• [Your objective]
Copy the items below word for word, starting at the first one and ending with the line that contains "page-number: 295 [749, 34, 791, 59]".

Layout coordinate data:
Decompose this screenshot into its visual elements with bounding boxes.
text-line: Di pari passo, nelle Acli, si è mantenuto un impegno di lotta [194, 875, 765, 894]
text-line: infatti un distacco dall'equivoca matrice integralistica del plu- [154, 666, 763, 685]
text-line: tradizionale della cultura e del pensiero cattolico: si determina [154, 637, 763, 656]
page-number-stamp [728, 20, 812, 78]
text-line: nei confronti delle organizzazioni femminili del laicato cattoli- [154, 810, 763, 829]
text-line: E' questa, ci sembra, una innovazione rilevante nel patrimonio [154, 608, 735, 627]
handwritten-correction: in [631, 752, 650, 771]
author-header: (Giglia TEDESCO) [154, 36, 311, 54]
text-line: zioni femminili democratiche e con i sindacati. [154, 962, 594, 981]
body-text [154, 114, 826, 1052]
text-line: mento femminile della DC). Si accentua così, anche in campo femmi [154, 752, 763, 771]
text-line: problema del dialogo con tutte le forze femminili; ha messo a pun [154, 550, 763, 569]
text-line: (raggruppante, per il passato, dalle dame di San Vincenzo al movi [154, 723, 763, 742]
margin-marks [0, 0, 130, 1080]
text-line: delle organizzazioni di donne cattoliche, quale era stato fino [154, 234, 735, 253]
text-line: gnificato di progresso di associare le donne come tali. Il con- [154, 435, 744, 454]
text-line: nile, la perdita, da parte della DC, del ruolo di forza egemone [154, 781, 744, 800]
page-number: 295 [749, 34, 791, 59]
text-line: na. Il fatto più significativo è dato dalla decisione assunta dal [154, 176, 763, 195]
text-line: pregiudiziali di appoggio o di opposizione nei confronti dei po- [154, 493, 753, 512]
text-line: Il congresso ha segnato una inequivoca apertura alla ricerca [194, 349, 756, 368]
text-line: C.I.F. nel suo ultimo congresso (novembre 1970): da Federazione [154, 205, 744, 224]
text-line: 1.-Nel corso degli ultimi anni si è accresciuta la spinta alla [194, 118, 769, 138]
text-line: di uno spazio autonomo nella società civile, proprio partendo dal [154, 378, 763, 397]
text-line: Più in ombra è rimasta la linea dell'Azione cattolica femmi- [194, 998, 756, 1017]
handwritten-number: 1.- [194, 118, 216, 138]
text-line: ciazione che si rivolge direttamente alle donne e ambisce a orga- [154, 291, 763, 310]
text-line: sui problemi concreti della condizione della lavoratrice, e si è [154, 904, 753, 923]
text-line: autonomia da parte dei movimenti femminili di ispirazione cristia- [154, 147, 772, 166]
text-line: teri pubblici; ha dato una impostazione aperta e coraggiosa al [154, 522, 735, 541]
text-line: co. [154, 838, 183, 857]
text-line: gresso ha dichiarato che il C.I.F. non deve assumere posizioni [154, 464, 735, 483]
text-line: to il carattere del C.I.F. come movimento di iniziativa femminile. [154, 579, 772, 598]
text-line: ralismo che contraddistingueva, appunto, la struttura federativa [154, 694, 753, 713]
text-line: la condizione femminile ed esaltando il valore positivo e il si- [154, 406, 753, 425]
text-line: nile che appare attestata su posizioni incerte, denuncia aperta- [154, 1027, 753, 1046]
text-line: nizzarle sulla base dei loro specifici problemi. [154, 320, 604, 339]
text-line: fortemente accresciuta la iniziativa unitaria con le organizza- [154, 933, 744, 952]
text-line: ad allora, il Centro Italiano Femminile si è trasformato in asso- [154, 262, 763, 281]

• [Exercise result]
Decompose this screenshot into its visual elements with bounding boxes.
text-line: Di pari passo, nelle Acli, si è mantenuto un impegno di lotta [194, 875, 765, 894]
text-line: infatti un distacco dall'equivoca matrice integralistica del plu- [154, 666, 763, 685]
text-line: tradizionale della cultura e del pensiero cattolico: si determina [154, 637, 763, 656]
page-number-stamp [728, 20, 812, 78]
text-line: nei confronti delle organizzazioni femminili del laicato cattoli- [154, 810, 763, 829]
text-line: E' questa, ci sembra, una innovazione rilevante nel patrimonio [154, 608, 735, 627]
handwritten-correction: in [631, 752, 650, 771]
author-header: (Giglia TEDESCO) [154, 36, 311, 54]
text-line: zioni femminili democratiche e con i sindacati. [154, 962, 594, 981]
body-text [154, 114, 826, 1052]
text-line: mento femminile della DC). Si accentua così, anche in campo femmi [154, 752, 763, 771]
text-line: problema del dialogo con tutte le forze femminili; ha messo a pun [154, 550, 763, 569]
text-line: (raggruppante, per il passato, dalle dame di San Vincenzo al movi [154, 723, 763, 742]
margin-marks [0, 0, 130, 1080]
text-line: delle organizzazioni di donne cattoliche, quale era stato fino [154, 234, 735, 253]
text-line: gnificato di progresso di associare le donne come tali. Il con- [154, 435, 744, 454]
text-line: nile, la perdita, da parte della DC, del ruolo di forza egemone [154, 781, 744, 800]
page-number: 295 [749, 34, 791, 59]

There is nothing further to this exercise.